The problem>
Pull every line of the entries that has the word "placement".

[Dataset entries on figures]
====
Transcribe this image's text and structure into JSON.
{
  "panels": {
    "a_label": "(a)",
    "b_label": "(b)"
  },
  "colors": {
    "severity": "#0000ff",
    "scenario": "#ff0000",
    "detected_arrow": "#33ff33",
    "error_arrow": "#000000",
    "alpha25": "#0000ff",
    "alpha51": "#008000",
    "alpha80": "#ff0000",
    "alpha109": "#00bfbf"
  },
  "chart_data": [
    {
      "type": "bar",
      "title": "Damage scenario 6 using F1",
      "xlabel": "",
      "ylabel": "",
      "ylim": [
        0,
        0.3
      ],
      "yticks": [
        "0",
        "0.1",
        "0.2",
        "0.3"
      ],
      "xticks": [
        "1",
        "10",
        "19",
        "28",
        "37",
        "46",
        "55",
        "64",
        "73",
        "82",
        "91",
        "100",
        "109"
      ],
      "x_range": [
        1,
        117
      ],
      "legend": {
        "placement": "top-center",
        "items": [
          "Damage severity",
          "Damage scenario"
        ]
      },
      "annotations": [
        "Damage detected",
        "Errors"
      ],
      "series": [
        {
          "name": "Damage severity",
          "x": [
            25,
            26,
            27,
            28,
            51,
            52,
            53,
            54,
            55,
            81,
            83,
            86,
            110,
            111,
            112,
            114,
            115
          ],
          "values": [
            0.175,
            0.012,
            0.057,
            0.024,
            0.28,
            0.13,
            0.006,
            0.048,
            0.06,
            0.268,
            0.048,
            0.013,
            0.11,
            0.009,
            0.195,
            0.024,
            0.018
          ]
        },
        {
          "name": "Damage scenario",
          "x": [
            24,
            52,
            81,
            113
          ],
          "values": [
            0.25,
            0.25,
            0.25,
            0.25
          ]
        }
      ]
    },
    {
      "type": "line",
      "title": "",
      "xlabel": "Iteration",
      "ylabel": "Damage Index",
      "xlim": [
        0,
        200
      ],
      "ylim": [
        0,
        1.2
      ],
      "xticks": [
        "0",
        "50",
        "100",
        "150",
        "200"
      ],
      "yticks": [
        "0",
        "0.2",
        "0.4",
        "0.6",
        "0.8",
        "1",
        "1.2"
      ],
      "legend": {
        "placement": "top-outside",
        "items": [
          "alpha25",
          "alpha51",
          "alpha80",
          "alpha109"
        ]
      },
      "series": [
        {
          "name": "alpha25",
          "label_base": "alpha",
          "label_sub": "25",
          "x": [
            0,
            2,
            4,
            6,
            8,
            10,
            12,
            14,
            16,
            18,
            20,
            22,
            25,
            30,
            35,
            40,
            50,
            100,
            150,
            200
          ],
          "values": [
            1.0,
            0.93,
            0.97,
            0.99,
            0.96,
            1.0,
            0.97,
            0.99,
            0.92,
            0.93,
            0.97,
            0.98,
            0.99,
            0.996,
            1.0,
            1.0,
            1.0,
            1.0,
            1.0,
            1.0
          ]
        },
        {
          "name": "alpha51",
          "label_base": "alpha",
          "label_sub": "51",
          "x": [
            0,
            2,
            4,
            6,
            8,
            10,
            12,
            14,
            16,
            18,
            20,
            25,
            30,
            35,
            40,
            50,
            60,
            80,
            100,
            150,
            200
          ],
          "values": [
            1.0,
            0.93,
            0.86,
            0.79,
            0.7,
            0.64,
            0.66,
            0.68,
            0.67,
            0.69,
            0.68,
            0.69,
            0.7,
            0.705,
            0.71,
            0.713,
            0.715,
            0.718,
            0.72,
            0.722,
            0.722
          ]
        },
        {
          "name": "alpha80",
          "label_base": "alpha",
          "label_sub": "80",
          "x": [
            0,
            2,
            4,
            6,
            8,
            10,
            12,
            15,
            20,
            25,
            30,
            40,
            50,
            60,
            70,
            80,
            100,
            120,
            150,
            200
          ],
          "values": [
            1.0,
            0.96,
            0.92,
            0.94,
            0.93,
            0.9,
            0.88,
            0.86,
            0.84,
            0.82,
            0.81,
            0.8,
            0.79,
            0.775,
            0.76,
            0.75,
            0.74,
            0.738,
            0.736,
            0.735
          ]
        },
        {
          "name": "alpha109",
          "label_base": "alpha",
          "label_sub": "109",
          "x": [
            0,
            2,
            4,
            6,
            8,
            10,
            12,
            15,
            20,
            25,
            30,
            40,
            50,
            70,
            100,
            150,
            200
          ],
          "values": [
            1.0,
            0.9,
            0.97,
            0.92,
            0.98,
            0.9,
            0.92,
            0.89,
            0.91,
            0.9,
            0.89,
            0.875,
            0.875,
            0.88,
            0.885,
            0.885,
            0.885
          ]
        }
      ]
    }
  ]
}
====
Exercise solution>
        "placement": "top-center",
        "placement": "top-outside",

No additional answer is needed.